------ THE INPUT
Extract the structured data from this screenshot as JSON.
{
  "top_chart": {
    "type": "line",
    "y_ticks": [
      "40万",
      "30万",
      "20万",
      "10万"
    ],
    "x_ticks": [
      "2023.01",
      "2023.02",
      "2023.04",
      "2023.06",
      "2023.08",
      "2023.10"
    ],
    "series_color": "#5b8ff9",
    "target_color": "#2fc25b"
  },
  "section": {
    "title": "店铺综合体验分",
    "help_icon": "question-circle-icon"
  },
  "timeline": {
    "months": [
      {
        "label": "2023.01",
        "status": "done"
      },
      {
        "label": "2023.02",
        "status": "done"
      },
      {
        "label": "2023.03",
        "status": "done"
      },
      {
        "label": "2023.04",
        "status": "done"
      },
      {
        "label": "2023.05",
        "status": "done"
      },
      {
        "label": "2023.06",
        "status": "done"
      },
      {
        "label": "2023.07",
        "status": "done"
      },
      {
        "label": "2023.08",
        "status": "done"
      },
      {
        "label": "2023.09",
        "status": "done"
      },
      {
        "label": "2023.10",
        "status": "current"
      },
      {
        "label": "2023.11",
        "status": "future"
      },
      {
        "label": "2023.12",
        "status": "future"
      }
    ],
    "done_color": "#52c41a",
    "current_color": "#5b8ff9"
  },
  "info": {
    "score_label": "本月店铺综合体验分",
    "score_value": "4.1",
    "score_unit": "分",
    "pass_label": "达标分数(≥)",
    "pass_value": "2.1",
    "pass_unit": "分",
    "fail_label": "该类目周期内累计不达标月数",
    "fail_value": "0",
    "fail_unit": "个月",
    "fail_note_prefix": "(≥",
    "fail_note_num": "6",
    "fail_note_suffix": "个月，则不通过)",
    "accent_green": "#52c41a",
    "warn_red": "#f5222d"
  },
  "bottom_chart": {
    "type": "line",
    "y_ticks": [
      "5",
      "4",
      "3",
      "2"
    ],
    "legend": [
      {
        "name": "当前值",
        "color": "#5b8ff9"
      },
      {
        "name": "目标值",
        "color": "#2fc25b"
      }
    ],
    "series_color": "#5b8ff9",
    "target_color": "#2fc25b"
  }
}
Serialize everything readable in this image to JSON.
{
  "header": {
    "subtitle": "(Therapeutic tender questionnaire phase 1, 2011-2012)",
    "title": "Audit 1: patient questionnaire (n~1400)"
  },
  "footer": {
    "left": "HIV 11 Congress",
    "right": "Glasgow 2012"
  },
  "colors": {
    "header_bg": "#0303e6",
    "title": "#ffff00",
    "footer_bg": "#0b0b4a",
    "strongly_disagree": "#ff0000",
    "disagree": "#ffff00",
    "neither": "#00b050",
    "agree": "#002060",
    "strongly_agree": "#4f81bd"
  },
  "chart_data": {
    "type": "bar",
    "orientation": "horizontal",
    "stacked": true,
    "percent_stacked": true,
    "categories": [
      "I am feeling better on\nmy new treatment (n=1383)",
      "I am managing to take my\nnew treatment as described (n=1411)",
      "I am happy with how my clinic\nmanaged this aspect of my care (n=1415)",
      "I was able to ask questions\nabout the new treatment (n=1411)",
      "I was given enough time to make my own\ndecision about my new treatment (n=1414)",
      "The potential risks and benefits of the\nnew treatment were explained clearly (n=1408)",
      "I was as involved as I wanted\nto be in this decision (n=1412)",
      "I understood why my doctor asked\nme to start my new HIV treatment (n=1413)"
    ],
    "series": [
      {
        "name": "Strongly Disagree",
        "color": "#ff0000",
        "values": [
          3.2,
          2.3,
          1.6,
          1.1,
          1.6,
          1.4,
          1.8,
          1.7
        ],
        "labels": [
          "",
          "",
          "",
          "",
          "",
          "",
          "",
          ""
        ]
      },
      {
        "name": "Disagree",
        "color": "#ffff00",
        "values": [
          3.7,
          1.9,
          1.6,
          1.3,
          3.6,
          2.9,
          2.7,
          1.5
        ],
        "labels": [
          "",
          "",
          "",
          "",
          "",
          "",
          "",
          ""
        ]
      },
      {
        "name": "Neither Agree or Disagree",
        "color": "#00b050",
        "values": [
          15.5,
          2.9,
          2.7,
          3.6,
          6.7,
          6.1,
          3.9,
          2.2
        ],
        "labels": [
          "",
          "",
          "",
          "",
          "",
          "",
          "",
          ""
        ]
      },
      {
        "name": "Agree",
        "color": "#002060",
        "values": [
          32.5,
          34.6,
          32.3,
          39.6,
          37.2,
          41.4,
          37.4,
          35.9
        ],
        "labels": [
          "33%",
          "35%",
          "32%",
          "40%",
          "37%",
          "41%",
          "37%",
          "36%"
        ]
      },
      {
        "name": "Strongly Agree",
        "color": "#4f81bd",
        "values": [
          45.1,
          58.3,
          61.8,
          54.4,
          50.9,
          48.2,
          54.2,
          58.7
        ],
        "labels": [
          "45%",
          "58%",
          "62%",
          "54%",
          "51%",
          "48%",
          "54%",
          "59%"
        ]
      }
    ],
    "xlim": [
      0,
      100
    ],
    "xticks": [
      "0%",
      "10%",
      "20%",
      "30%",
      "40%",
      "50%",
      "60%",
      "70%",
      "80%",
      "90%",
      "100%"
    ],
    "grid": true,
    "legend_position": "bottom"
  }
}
------------
------ THE INPUT
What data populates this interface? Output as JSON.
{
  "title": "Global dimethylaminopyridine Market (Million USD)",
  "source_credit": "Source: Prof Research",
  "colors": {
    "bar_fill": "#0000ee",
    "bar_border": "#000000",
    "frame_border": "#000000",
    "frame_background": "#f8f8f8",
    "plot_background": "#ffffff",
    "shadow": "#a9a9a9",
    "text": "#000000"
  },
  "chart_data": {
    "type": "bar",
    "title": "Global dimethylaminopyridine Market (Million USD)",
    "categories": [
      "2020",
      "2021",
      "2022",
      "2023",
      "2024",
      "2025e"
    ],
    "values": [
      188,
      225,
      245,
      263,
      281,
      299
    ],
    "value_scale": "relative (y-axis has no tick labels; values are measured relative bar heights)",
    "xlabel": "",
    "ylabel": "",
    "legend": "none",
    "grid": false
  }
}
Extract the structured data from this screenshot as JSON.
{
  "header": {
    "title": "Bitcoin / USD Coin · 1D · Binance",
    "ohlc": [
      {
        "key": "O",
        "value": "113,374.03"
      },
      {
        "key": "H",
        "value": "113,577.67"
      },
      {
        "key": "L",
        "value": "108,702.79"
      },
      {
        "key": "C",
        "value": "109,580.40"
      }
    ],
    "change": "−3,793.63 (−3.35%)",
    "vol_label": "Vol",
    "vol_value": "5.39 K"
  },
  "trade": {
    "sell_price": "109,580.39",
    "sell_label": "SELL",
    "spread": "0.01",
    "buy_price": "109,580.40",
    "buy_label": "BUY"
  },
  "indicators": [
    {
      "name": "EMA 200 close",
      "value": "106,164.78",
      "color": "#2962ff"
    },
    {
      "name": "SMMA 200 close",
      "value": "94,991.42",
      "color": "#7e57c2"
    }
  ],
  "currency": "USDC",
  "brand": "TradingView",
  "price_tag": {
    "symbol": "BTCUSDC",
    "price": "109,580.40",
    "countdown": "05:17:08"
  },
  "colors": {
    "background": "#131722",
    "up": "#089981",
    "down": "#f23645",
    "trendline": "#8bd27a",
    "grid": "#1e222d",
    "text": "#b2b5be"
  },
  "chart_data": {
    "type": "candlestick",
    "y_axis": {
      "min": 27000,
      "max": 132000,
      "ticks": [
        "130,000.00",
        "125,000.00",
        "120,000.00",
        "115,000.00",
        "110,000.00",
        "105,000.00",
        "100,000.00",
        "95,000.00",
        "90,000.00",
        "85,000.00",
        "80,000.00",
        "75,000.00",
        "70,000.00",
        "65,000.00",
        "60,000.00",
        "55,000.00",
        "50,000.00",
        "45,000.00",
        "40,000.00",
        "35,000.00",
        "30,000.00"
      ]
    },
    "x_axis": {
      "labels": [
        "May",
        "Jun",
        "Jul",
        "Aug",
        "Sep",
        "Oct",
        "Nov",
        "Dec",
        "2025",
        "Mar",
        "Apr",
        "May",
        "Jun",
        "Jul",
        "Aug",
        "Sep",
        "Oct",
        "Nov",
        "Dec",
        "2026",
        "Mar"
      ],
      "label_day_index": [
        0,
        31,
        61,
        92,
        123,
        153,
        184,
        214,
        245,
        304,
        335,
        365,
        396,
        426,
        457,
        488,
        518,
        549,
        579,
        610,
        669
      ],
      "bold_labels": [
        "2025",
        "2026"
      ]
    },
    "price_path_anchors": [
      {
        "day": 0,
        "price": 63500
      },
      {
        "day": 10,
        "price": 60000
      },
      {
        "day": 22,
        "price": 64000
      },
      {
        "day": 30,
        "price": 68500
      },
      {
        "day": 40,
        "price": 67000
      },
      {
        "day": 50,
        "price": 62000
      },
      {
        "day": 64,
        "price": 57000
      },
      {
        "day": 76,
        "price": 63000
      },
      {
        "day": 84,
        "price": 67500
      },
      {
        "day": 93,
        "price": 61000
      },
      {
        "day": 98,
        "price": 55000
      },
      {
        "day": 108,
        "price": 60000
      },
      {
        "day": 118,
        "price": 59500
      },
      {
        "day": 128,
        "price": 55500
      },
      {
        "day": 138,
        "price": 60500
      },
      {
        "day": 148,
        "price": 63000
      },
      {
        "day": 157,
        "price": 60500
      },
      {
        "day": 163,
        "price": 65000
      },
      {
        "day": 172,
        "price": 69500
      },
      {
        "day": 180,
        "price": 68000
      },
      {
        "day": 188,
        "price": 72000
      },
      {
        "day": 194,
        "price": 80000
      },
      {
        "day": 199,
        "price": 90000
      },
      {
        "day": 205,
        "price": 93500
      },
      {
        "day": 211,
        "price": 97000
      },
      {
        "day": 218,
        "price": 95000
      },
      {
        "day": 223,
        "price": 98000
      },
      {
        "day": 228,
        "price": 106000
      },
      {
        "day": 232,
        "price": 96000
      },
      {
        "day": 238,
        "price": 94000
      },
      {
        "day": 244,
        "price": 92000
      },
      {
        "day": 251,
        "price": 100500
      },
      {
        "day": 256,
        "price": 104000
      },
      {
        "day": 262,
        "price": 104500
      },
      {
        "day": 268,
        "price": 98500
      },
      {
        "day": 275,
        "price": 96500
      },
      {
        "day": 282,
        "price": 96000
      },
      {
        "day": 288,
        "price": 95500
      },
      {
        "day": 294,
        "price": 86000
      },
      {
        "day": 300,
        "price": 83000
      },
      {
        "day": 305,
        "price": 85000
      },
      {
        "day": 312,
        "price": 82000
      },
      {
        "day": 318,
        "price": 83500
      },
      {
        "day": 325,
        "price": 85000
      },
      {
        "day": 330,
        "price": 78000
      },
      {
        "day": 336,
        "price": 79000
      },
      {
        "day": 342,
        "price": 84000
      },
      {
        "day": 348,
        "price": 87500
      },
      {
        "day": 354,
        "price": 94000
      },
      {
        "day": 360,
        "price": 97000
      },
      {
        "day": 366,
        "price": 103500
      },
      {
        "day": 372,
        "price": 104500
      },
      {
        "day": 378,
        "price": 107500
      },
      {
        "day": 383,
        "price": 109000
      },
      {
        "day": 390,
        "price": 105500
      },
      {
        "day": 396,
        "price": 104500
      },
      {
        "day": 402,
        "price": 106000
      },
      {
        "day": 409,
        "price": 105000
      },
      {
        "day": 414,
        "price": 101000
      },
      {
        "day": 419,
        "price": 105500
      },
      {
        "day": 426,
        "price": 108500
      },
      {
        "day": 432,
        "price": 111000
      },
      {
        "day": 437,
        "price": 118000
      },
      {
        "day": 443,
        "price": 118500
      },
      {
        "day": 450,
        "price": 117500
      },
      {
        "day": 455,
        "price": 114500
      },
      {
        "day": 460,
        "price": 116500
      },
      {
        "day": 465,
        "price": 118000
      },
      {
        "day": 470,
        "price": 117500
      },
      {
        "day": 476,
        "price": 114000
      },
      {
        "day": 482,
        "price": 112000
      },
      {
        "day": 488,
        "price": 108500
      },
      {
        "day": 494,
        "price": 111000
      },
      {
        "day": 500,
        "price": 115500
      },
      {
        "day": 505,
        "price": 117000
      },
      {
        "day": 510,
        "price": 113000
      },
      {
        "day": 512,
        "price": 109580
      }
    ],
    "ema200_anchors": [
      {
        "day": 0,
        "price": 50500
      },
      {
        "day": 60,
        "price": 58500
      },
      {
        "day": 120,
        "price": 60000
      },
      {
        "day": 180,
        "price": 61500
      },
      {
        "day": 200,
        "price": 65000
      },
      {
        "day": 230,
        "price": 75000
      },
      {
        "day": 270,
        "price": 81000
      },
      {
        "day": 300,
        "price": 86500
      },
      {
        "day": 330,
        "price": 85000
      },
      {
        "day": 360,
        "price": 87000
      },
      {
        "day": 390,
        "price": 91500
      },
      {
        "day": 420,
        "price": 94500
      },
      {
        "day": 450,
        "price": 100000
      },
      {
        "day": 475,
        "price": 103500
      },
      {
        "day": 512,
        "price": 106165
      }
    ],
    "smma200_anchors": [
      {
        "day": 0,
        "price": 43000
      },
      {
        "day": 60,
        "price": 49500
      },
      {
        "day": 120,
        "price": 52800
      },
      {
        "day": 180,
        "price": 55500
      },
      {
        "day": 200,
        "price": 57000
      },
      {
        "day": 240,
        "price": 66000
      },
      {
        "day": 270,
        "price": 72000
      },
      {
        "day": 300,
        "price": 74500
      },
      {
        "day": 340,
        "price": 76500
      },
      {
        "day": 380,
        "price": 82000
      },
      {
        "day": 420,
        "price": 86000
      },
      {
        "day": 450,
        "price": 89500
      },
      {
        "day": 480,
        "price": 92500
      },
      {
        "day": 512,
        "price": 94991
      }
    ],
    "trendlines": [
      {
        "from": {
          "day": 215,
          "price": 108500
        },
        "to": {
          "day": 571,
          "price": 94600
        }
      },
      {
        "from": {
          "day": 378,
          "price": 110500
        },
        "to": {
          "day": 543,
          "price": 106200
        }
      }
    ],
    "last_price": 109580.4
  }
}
------------
TASK DETAILS:
Note how many lines in the material hold the word "Global", and give that number with nothing added.

TASK OUTPUT:
2